▶ Task to carry out: Collect each line holding the string "that".

▶ Data extract:
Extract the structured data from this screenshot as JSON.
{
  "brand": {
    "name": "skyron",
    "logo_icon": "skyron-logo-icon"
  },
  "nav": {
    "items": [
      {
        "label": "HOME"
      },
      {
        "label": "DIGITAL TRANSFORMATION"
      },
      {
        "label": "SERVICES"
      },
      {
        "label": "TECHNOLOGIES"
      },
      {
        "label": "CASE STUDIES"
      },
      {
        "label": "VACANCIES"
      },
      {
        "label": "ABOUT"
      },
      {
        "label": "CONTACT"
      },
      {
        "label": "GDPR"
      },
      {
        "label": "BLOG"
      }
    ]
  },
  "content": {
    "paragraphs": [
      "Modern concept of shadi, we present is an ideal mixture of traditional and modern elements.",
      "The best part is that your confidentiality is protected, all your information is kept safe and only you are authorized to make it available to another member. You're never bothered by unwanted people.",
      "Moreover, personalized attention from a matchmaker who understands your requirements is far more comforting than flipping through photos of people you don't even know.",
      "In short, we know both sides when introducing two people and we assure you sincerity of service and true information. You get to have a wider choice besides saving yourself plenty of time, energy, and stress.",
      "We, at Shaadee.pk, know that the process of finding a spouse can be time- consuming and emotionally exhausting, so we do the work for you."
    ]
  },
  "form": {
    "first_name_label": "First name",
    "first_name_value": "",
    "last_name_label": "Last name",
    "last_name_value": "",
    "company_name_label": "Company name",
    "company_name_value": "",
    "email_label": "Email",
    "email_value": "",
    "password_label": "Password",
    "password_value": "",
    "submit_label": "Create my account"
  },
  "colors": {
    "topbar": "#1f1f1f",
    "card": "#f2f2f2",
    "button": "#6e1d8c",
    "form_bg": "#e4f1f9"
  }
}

▶ Response:
      "The best part is that your confidentiality is protected, all your information is kept safe and only you are authorized to make it available to another member. You're never bothered by unwanted people.",
      "We, at Shaadee.pk, know that the process of finding a spouse can be time- consuming and emotionally exhausting, so we do the work for you."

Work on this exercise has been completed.